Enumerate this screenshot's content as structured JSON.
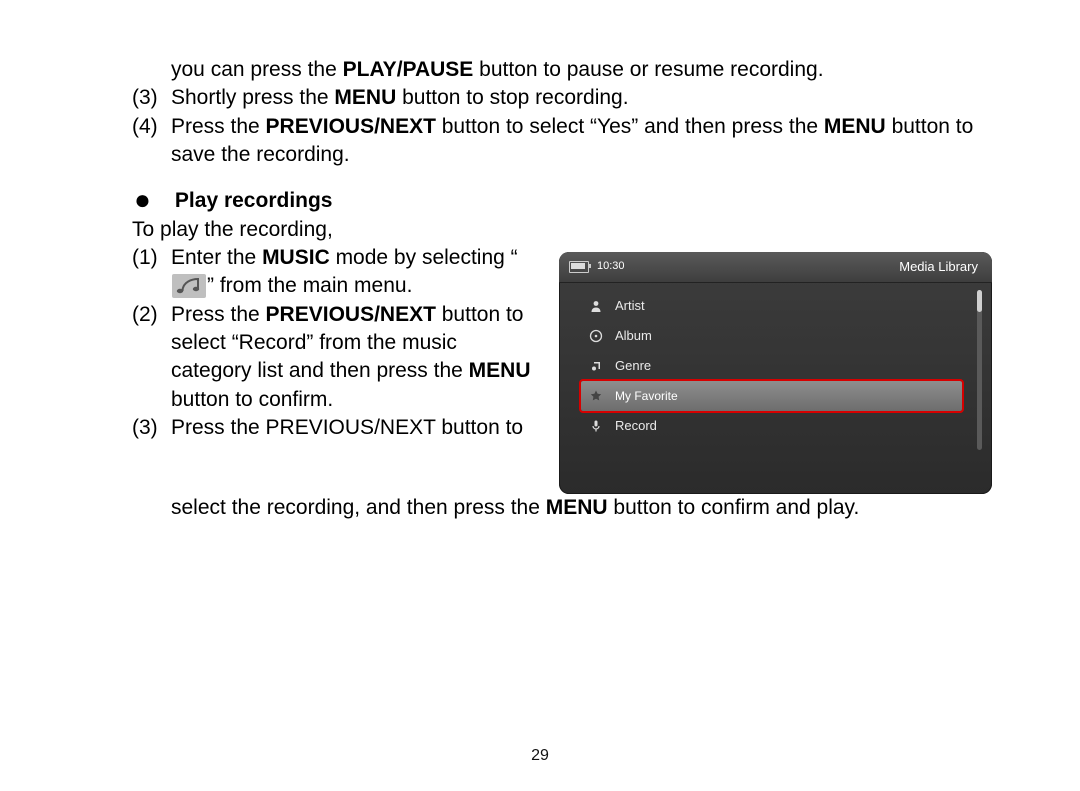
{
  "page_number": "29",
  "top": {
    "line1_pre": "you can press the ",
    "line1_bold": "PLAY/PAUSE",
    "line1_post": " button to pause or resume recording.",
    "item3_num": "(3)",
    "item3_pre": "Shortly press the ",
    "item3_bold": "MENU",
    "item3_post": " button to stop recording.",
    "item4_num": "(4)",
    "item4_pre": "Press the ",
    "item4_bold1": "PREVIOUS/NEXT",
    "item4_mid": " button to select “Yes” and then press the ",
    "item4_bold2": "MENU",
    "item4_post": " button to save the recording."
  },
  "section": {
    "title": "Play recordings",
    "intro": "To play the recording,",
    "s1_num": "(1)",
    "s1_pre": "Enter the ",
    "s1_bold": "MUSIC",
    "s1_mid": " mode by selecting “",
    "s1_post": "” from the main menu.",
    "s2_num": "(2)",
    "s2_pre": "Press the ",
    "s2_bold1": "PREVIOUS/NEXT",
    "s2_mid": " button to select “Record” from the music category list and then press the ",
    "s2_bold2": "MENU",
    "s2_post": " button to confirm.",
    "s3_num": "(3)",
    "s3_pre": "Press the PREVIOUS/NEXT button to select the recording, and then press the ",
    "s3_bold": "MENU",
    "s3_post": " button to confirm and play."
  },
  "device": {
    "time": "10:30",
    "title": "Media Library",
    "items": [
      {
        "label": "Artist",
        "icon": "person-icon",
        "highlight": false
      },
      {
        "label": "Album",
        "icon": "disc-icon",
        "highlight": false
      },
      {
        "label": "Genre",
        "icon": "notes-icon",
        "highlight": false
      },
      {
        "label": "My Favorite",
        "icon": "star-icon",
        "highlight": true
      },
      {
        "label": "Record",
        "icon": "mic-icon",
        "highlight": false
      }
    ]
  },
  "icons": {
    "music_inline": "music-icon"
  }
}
- - - - -
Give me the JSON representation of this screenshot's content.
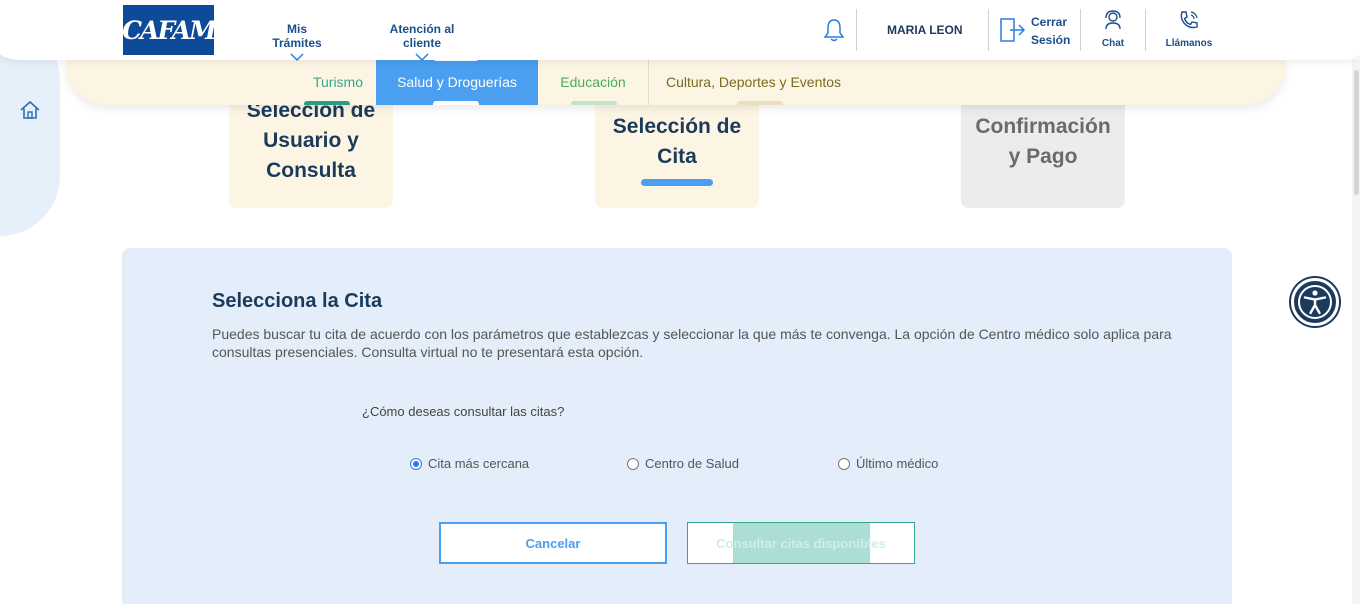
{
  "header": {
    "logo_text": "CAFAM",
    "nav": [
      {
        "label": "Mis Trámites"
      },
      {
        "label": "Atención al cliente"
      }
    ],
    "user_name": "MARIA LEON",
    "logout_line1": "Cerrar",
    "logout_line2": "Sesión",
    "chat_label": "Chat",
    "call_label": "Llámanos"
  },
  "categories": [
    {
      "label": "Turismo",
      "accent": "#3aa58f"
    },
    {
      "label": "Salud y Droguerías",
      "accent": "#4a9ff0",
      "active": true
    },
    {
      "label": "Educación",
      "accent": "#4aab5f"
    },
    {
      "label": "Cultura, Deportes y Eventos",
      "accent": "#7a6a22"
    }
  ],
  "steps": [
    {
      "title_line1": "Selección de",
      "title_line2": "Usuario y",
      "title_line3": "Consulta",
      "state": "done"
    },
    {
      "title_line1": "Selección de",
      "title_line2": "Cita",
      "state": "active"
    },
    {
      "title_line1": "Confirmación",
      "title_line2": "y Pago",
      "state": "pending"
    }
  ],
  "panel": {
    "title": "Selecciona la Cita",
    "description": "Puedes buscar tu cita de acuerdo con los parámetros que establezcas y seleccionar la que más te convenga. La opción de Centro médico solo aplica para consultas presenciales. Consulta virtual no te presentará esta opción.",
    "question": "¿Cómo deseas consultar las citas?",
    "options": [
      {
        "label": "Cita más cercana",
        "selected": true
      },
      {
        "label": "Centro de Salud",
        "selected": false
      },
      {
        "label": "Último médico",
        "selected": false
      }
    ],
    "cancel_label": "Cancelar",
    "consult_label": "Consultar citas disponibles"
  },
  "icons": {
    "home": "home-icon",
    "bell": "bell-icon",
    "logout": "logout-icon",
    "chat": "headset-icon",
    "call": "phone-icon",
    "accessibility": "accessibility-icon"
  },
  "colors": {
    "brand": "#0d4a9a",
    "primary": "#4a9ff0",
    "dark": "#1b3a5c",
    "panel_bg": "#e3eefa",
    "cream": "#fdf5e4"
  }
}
- - - - -
Exercise description »
From the data above, count the lines where "médico" occurs and give that figure and nothing else.

Correct result »
2